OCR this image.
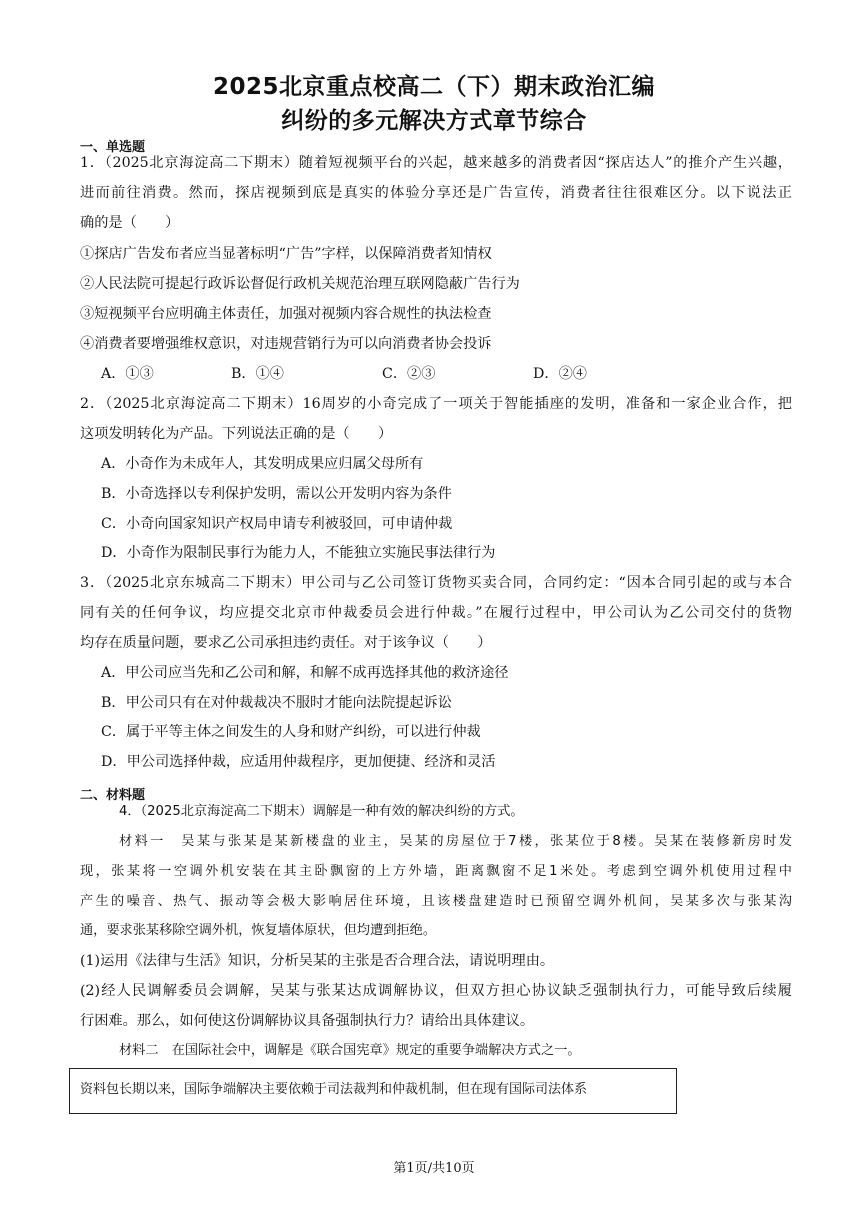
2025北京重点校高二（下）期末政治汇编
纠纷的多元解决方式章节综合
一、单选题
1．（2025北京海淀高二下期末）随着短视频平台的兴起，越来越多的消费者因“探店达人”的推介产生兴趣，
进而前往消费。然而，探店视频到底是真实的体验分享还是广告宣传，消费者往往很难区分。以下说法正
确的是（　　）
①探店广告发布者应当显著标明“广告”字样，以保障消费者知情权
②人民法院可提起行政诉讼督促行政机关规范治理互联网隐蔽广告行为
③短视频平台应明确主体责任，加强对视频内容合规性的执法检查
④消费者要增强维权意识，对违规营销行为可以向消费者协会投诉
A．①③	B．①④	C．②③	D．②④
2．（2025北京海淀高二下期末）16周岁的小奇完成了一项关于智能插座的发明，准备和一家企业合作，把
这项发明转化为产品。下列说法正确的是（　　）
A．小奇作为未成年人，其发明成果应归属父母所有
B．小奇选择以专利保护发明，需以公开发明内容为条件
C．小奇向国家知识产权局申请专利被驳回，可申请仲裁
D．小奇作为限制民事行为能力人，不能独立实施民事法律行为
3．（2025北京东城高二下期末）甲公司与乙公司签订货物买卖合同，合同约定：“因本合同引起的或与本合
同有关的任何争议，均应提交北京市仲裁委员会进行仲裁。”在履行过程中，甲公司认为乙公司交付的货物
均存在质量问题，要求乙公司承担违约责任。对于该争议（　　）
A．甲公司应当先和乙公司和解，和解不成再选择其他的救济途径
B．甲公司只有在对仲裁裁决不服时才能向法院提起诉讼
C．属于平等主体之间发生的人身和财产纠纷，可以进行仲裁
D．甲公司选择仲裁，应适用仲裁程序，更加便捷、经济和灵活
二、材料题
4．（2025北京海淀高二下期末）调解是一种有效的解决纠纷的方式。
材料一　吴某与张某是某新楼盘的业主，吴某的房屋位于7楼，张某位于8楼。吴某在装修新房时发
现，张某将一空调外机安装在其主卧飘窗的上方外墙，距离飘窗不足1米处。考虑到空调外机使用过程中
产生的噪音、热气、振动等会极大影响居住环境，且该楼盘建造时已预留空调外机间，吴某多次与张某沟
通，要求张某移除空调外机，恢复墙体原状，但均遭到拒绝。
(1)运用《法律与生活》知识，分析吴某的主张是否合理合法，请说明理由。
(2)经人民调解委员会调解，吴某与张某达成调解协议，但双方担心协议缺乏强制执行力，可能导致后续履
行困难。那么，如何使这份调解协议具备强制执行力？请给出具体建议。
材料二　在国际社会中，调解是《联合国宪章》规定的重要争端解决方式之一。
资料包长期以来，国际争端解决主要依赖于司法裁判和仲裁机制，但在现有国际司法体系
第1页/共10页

---

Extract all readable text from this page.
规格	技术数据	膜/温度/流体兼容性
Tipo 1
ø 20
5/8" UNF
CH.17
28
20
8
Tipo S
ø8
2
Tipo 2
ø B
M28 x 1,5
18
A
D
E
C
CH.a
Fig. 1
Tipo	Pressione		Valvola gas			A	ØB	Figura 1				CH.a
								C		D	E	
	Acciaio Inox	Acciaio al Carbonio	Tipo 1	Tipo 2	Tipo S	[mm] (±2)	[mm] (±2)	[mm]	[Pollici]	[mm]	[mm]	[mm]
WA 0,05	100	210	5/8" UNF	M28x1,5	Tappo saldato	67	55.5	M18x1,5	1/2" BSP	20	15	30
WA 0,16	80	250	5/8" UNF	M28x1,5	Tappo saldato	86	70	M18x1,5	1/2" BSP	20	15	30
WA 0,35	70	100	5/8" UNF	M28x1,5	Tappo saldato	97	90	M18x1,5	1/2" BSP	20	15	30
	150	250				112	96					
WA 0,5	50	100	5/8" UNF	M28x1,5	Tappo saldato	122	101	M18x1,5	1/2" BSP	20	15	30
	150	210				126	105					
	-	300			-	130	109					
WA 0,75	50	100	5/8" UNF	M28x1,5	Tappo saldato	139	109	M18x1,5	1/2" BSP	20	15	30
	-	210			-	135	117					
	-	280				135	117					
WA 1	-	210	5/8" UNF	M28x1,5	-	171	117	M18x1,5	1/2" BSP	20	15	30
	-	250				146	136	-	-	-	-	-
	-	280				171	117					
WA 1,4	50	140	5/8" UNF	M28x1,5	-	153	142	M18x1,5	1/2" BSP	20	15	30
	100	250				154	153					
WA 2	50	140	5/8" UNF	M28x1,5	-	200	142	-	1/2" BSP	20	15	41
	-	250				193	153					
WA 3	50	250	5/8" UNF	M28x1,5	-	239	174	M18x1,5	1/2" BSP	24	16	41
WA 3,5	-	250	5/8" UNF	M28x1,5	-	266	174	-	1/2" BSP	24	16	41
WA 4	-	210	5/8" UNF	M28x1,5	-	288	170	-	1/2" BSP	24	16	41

- _Instructions for the task_: Scan the entries above for the word "this" and collect each line holding it.

- _The reply_:
OCR this image.
Extract all readable text from this page.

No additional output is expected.